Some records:
──────
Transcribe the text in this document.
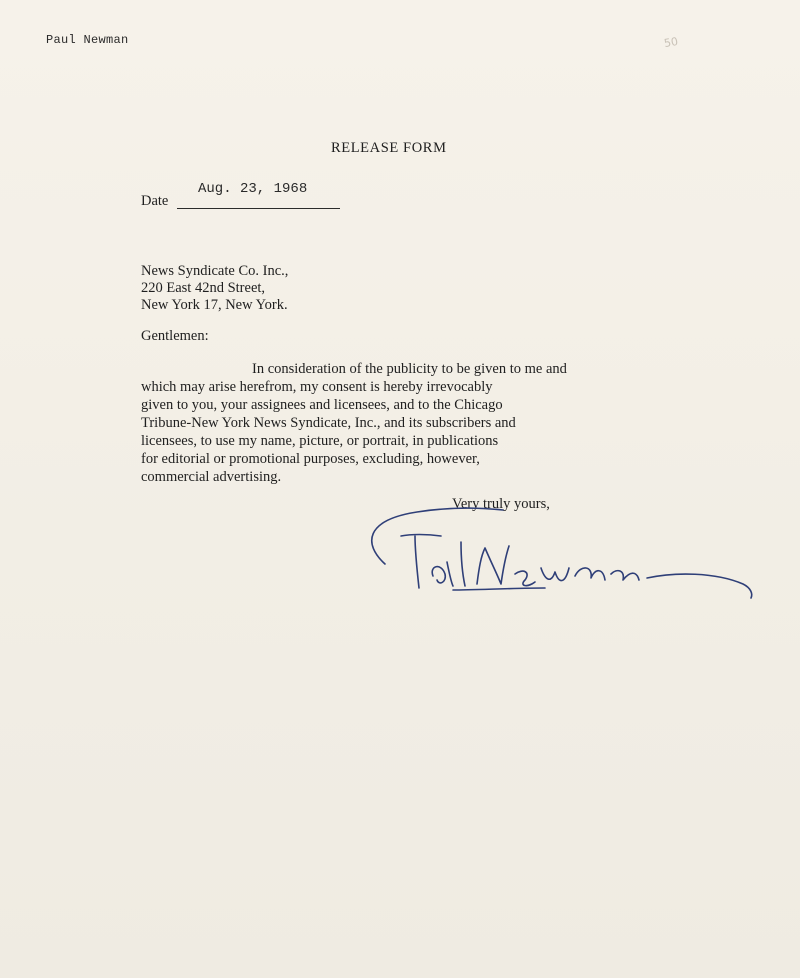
Paul Newman	50
RELEASE FORM
Date
Aug. 23, 1968
News Syndicate Co. Inc.,
220 East 42nd Street,
New York 17, New York.
Gentlemen:
In consideration of the publicity to be given to me and
which may arise herefrom, my consent is hereby irrevocably
given to you, your assignees and licensees, and to the Chicago
Tribune-New York News Syndicate, Inc., and its subscribers and
licensees, to use my name, picture, or portrait, in publications
for editorial or promotional purposes, excluding, however,
commercial advertising.
Very truly yours,
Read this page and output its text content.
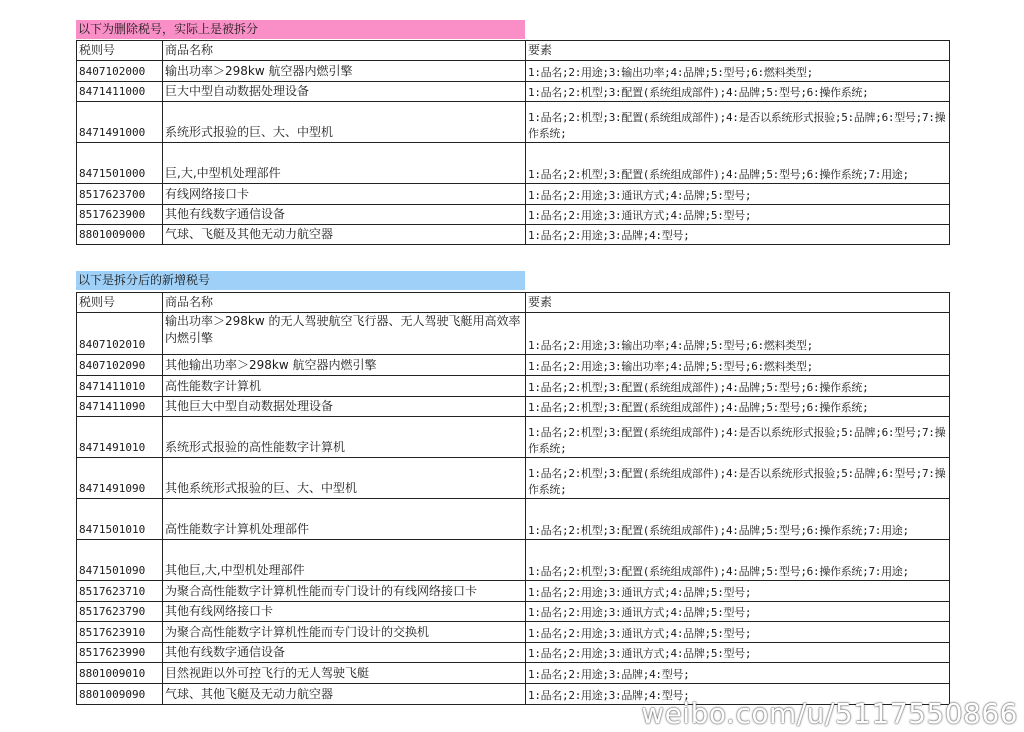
以下为删除税号，实际上是被拆分
税则号	商品名称	要素
8407102000	输出功率＞298kw 航空器内燃引擎	1:品名;2:用途;3:输出功率;4:品牌;5:型号;6:燃料类型;
8471411000	巨大中型自动数据处理设备	1:品名;2:机型;3:配置(系统组成部件);4:品牌;5:型号;6:操作系统;
8471491000	系统形式报验的巨、大、中型机	1:品名;2:机型;3:配置(系统组成部件);4:是否以系统形式报验;5:品牌;6:型号;7:操作系统;
8471501000	巨,大,中型机处理部件	1:品名;2:机型;3:配置(系统组成部件);4:品牌;5:型号;6:操作系统;7:用途;
8517623700	有线网络接口卡	1:品名;2:用途;3:通讯方式;4:品牌;5:型号;
8517623900	其他有线数字通信设备	1:品名;2:用途;3:通讯方式;4:品牌;5:型号;
8801009000	气球、飞艇及其他无动力航空器	1:品名;2:用途;3:品牌;4:型号;
以下是拆分后的新增税号
税则号	商品名称	要素
8407102010	输出功率＞298kw 的无人驾驶航空飞行器、无人驾驶飞艇用高效率内燃引擎	1:品名;2:用途;3:输出功率;4:品牌;5:型号;6:燃料类型;
8407102090	其他输出功率＞298kw 航空器内燃引擎	1:品名;2:用途;3:输出功率;4:品牌;5:型号;6:燃料类型;
8471411010	高性能数字计算机	1:品名;2:机型;3:配置(系统组成部件);4:品牌;5:型号;6:操作系统;
8471411090	其他巨大中型自动数据处理设备	1:品名;2:机型;3:配置(系统组成部件);4:品牌;5:型号;6:操作系统;
8471491010	系统形式报验的高性能数字计算机	1:品名;2:机型;3:配置(系统组成部件);4:是否以系统形式报验;5:品牌;6:型号;7:操作系统;
8471491090	其他系统形式报验的巨、大、中型机	1:品名;2:机型;3:配置(系统组成部件);4:是否以系统形式报验;5:品牌;6:型号;7:操作系统;
8471501010	高性能数字计算机处理部件	1:品名;2:机型;3:配置(系统组成部件);4:品牌;5:型号;6:操作系统;7:用途;
8471501090	其他巨,大,中型机处理部件	1:品名;2:机型;3:配置(系统组成部件);4:品牌;5:型号;6:操作系统;7:用途;
8517623710	为聚合高性能数字计算机性能而专门设计的有线网络接口卡	1:品名;2:用途;3:通讯方式;4:品牌;5:型号;
8517623790	其他有线网络接口卡	1:品名;2:用途;3:通讯方式;4:品牌;5:型号;
8517623910	为聚合高性能数字计算机性能而专门设计的交换机	1:品名;2:用途;3:通讯方式;4:品牌;5:型号;
8517623990	其他有线数字通信设备	1:品名;2:用途;3:通讯方式;4:品牌;5:型号;
8801009010	目然视距以外可控飞行的无人驾驶飞艇	1:品名;2:用途;3:品牌;4:型号;
8801009090	气球、其他飞艇及无动力航空器	1:品名;2:用途;3:品牌;4:型号;
weibo.com/u/5117550866
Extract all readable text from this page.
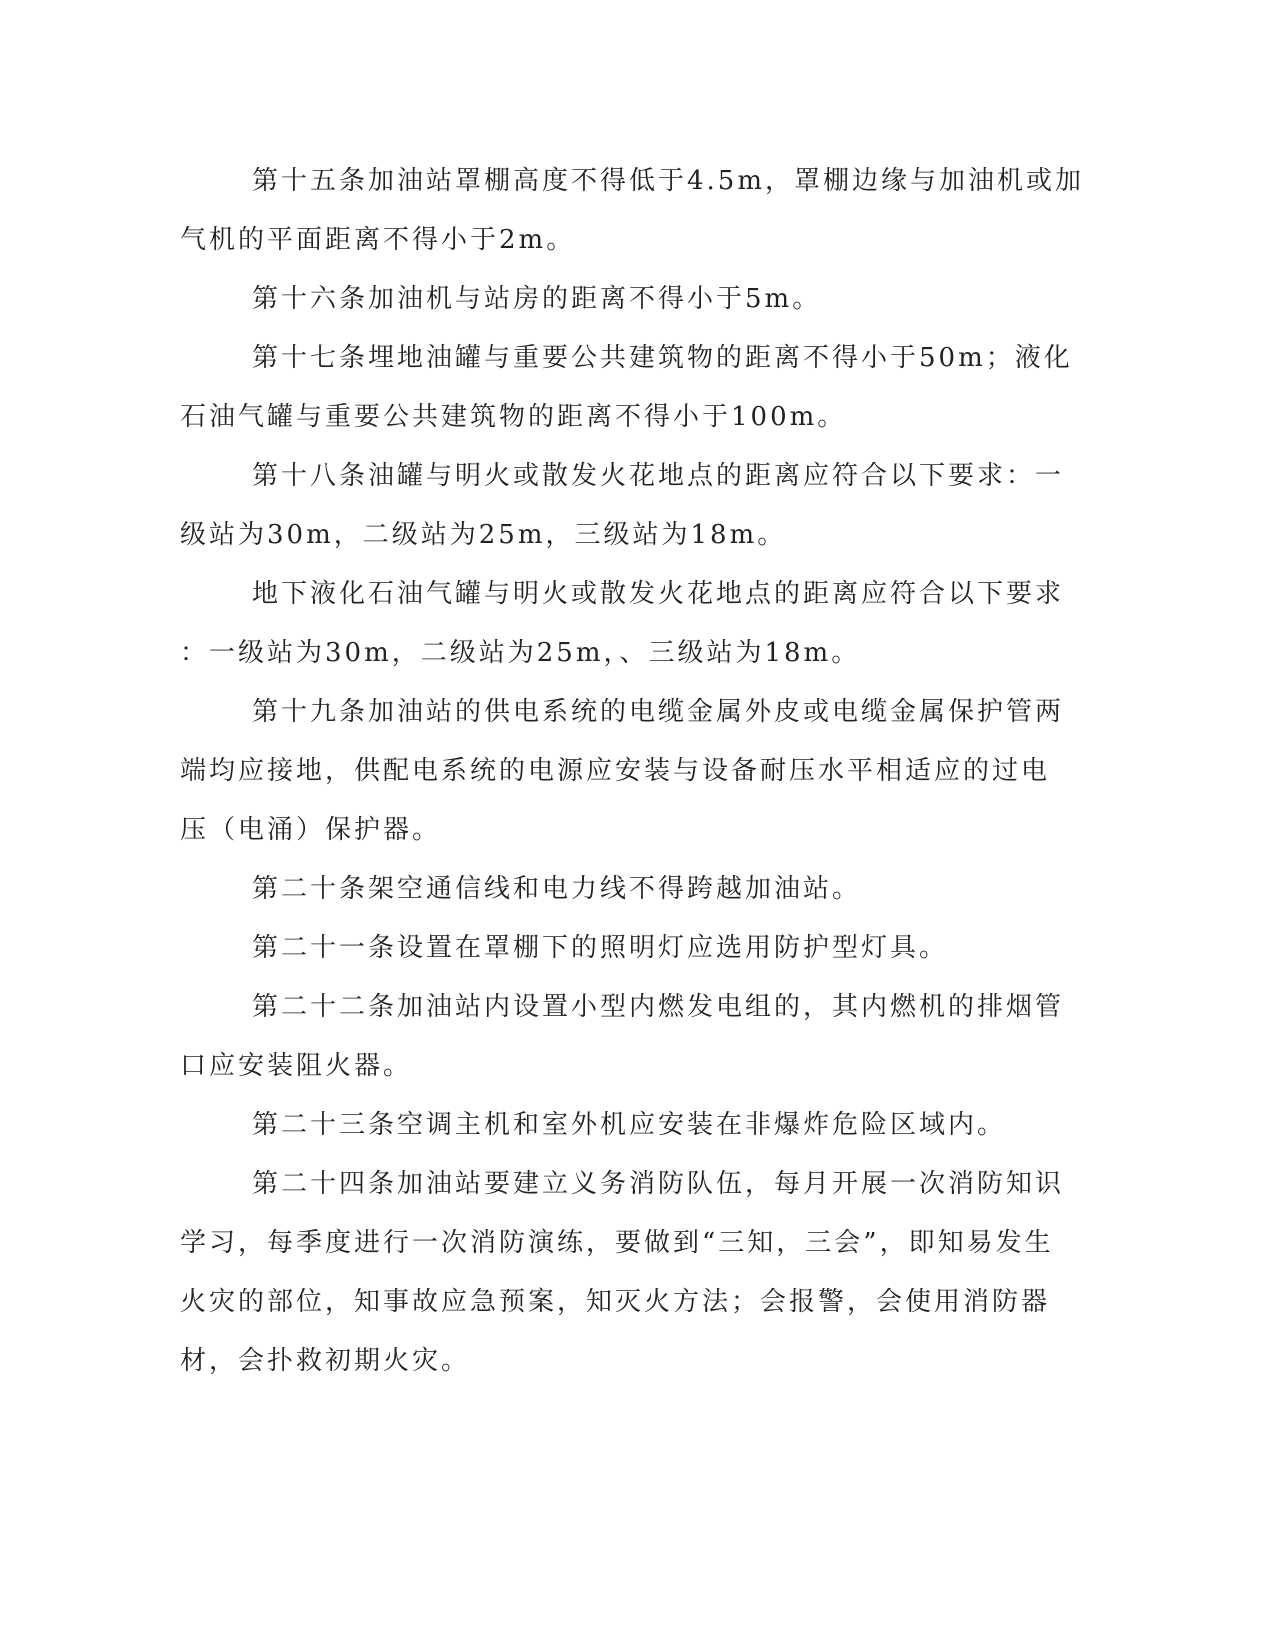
第十五条加油站罩棚高度不得低于4.5m，罩棚边缘与加油机或加
气机的平面距离不得小于2m。
第十六条加油机与站房的距离不得小于5m。
第十七条埋地油罐与重要公共建筑物的距离不得小于50m；液化
石油气罐与重要公共建筑物的距离不得小于100m。
第十八条油罐与明火或散发火花地点的距离应符合以下要求：一
级站为30m，二级站为25m，三级站为18m。
地下液化石油气罐与明火或散发火花地点的距离应符合以下要求
：一级站为30m，二级站为25m，、三级站为18m。
第十九条加油站的供电系统的电缆金属外皮或电缆金属保护管两
端均应接地，供配电系统的电源应安装与设备耐压水平相适应的过电
压（电涌）保护器。
第二十条架空通信线和电力线不得跨越加油站。
第二十一条设置在罩棚下的照明灯应选用防护型灯具。
第二十二条加油站内设置小型内燃发电组的，其内燃机的排烟管
口应安装阻火器。
第二十三条空调主机和室外机应安装在非爆炸危险区域内。
第二十四条加油站要建立义务消防队伍，每月开展一次消防知识
学习，每季度进行一次消防演练，要做到“三知，三会”，即知易发生
火灾的部位，知事故应急预案，知灭火方法；会报警，会使用消防器
材，会扑救初期火灾。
──────
### SHORT TASK
From the data above, copy each line that holds "York".

### FINISHED ANSWER
New York 17, New York.
Tribune-New York News Syndicate, Inc., and its subscribers and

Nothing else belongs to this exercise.